## TASK TO CARRY OUT
Locate the string "Spellings" throughout the material and copy every line in which it occurs.

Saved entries
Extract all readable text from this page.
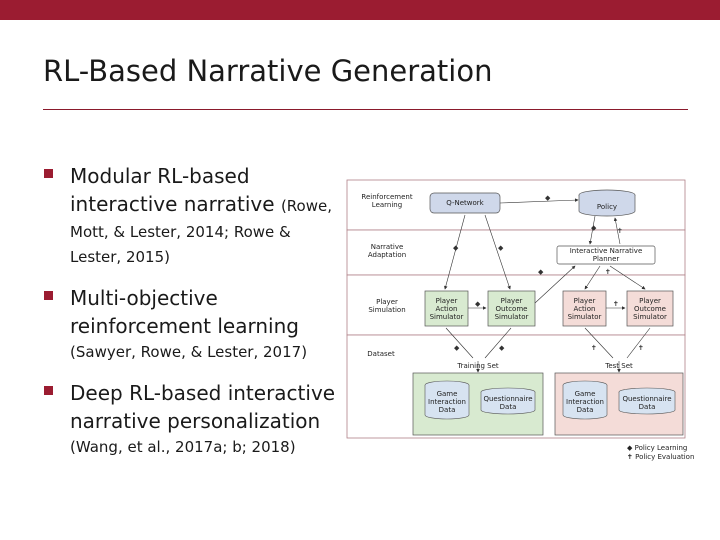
RL-Based Narrative Generation
Modular RL-based interactive narrative (Rowe,
Mott, & Lester, 2014; Rowe & Lester, 2015)
Multi-objective reinforcement learning
(Sawyer, Rowe, & Lester, 2017)
Deep RL-based interactive narrative personalization
(Wang, et al., 2017a; b; 2018)
◆
◆	✝
◆	◆
◆	✝
◆	✝
◆	◆	✝	✝
Reinforcement Learning
Narrative Adaptation
Player Simulation
Dataset
Q-Network	Policy
Interactive Narrative Planner
Player Action Simulator
Player Outcome Simulator
Player Action Simulator
Player Outcome Simulator
Training Set	Test Set
Game Interaction Data
Questionnaire Data
Game Interaction Data
Questionnaire Data
◆ Policy Learning
✝ Policy Evaluation
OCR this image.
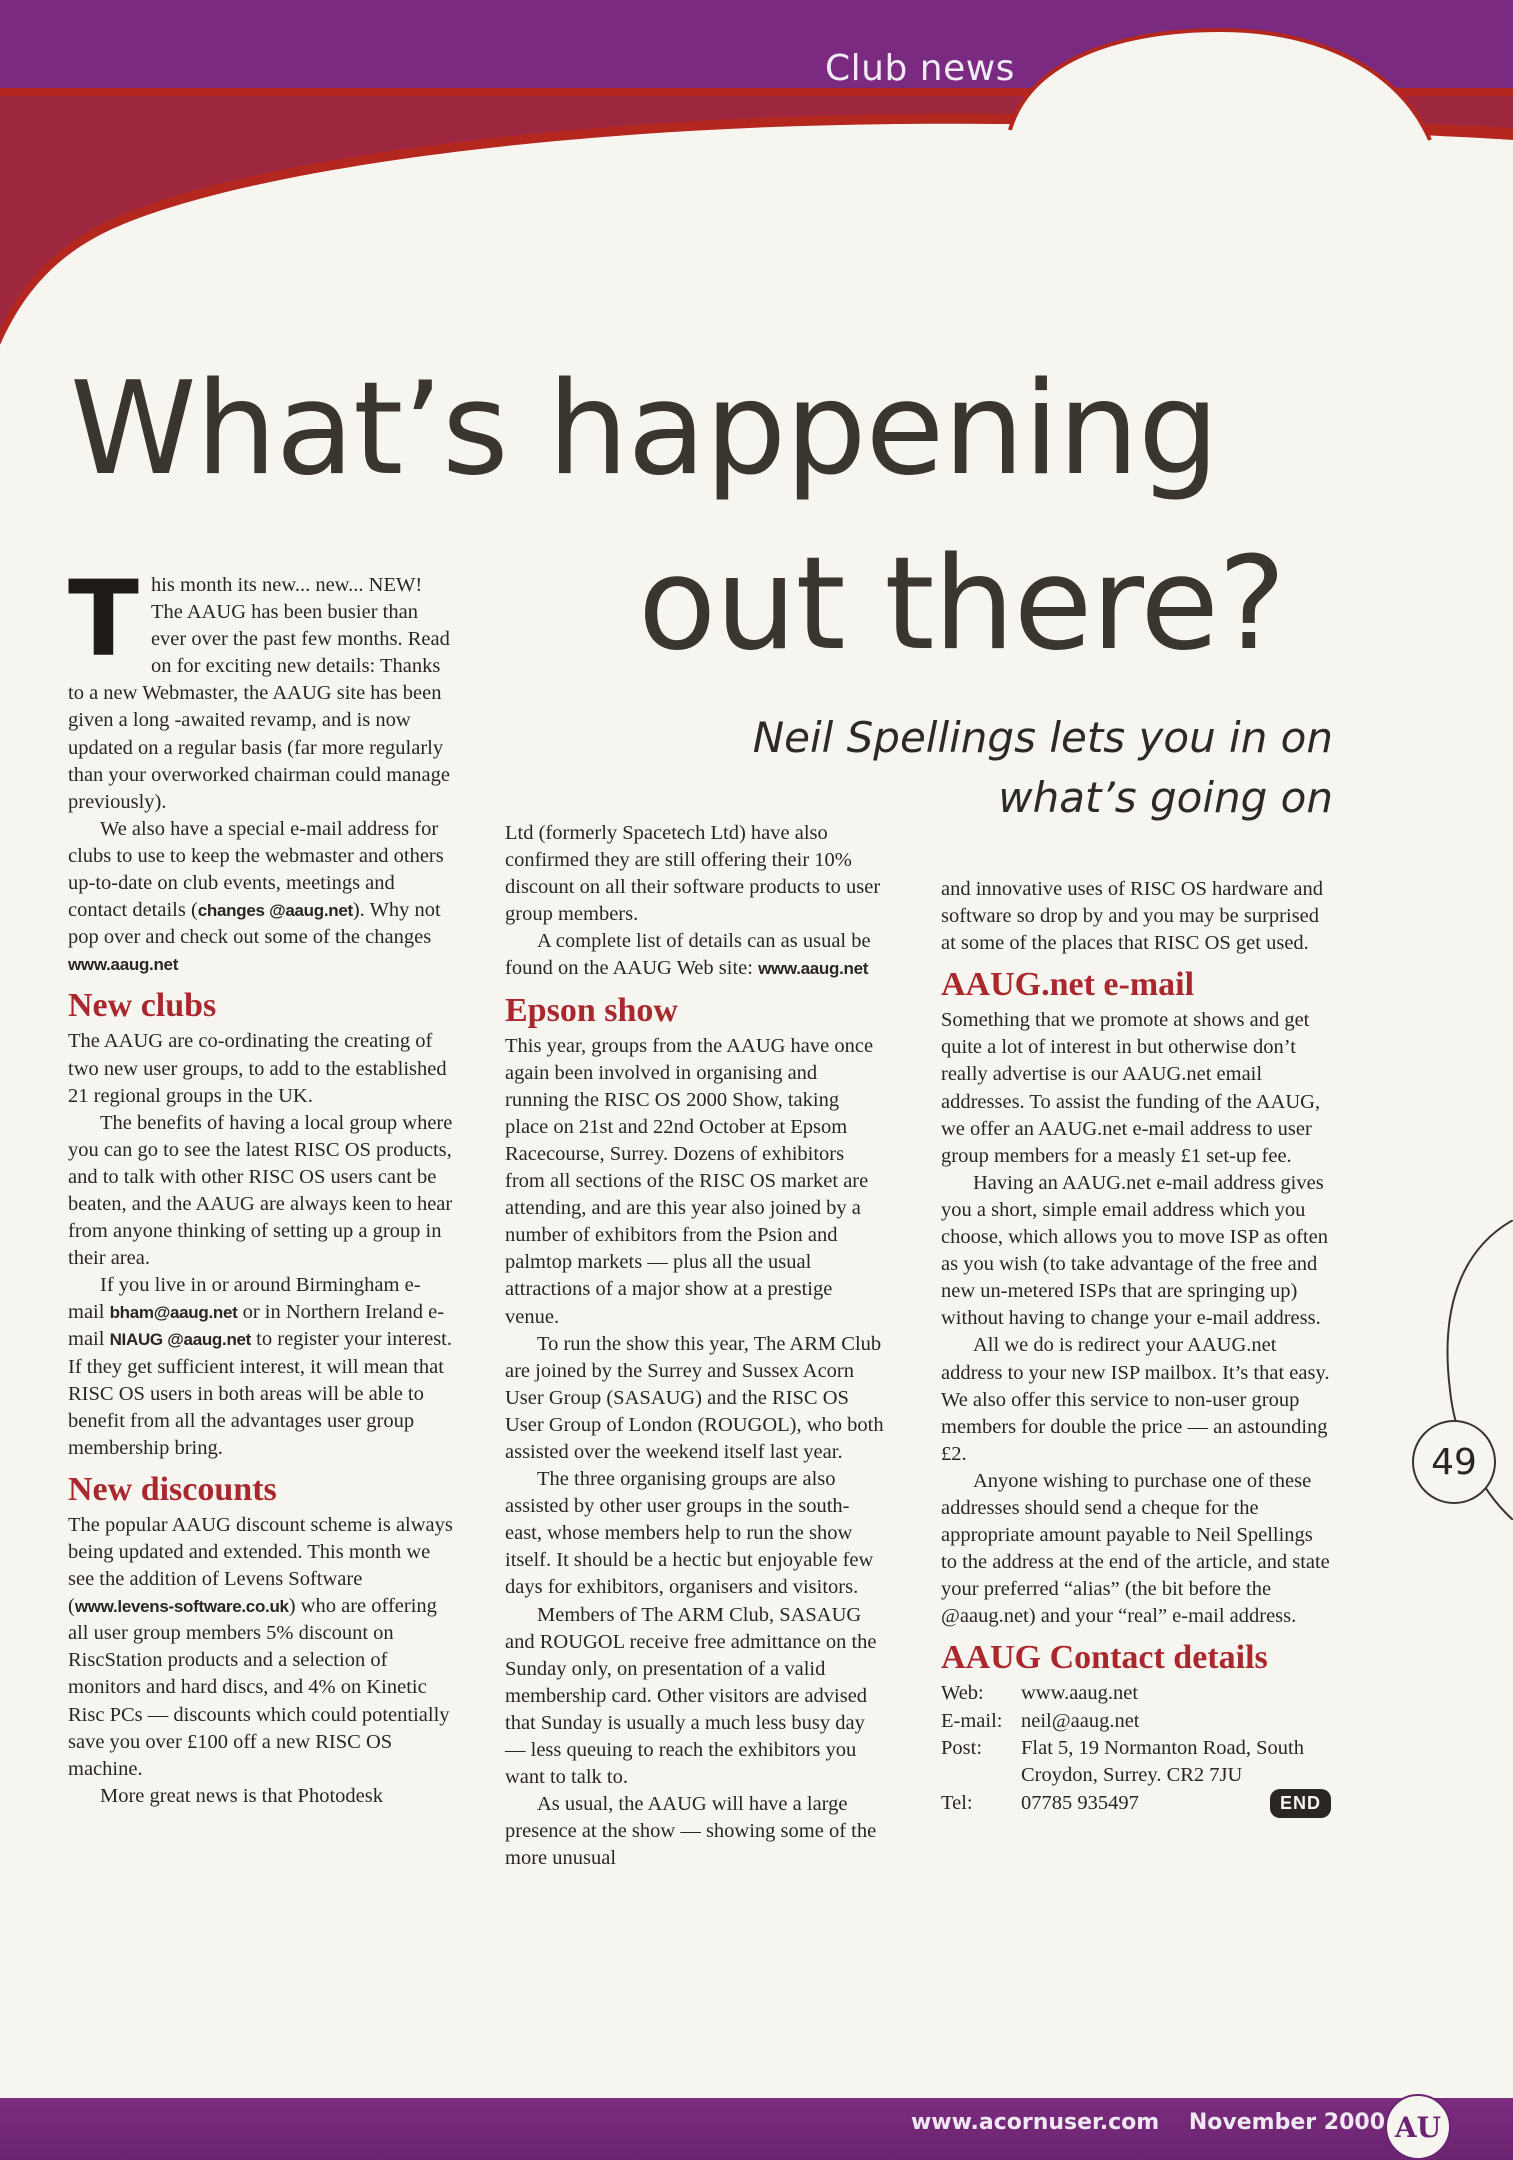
Club news
What’s happening
out there?
Neil Spellings lets you in on
what’s going on

This month its new... new... NEW! The AAUG has been busier than ever over the past few months. Read on for exciting new details: Thanks to a new Webmaster, the AAUG site has been given a long -awaited revamp, and is now updated on a regular basis (far more regularly than your overworked chairman could manage previously).

We also have a special e-mail address for clubs to use to keep the webmaster and others up-to-date on club events, meetings and contact details (changes @aaug.net). Why not pop over and check out some of the changes www.aaug.net

New clubs

The AAUG are co-ordinating the creating of two new user groups, to add to the established 21 regional groups in the UK.

The benefits of having a local group where you can go to see the latest RISC OS products, and to talk with other RISC OS users cant be beaten, and the AAUG are always keen to hear from anyone thinking of setting up a group in their area.

If you live in or around Birmingham e-mail bham@aaug.net or in Northern Ireland e-mail NIAUG @aaug.net to register your interest. If they get sufficient interest, it will mean that RISC OS users in both areas will be able to benefit from all the advantages user group membership bring.

New discounts

The popular AAUG discount scheme is always being updated and extended. This month we see the addition of Levens Software (www.levens-software.co.uk) who are offering all user group members 5% discount on RiscStation products and a selection of monitors and hard discs, and 4% on Kinetic Risc PCs — discounts which could potentially save you over £100 off a new RISC OS machine.

More great news is that Photodesk

Ltd (formerly Spacetech Ltd) have also confirmed they are still offering their 10% discount on all their software products to user group members.

A complete list of details can as usual be found on the AAUG Web site: www.aaug.net

Epson show

This year, groups from the AAUG have once again been involved in organising and running the RISC OS 2000 Show, taking place on 21st and 22nd October at Epsom Racecourse, Surrey. Dozens of exhibitors from all sections of the RISC OS market are attending, and are this year also joined by a number of exhibitors from the Psion and palmtop markets — plus all the usual attractions of a major show at a prestige venue.

To run the show this year, The ARM Club are joined by the Surrey and Sussex Acorn User Group (SASAUG) and the RISC OS User Group of London (ROUGOL), who both assisted over the weekend itself last year.

The three organising groups are also assisted by other user groups in the south-east, whose members help to run the show itself. It should be a hectic but enjoyable few days for exhibitors, organisers and visitors.

Members of The ARM Club, SASAUG and ROUGOL receive free admittance on the Sunday only, on presentation of a valid membership card. Other visitors are advised that Sunday is usually a much less busy day — less queuing to reach the exhibitors you want to talk to.

As usual, the AAUG will have a large presence at the show — showing some of the more unusual

and innovative uses of RISC OS hardware and software so drop by and you may be surprised at some of the places that RISC OS get used.

AAUG.net e-mail

Something that we promote at shows and get quite a lot of interest in but otherwise don’t really advertise is our AAUG.net email addresses. To assist the funding of the AAUG, we offer an AAUG.net e-mail address to user group members for a measly £1 set-up fee.

Having an AAUG.net e-mail address gives you a short, simple email address which you choose, which allows you to move ISP as often as you wish (to take advantage of the free and new un-metered ISPs that are springing up) without having to change your e-mail address.

All we do is redirect your AAUG.net address to your new ISP mailbox. It’s that easy. We also offer this service to non-user group members for double the price — an astounding £2.

Anyone wishing to purchase one of these addresses should send a cheque for the appropriate amount payable to Neil Spellings to the address at the end of the article, and state your preferred “alias” (the bit before the @aaug.net) and your “real” e-mail address.

AAUG Contact details
Web:	www.aaug.net
E-mail: neil@aaug.net
Post:	Flat 5, 19 Normanton Road, South Croydon, Surrey. CR2 7JU
Tel:	07785 935497	END
49
www.acornuser.com November 2000 AU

## CORRECT RESPONSE
Neil Spellings lets you in on
Anyone wishing to purchase one of these addresses should send a cheque for the appropriate amount payable to Neil Spellings to the address at the end of the article, and state your preferred “alias” (the bit before the @aaug.net) and your “real” e-mail address.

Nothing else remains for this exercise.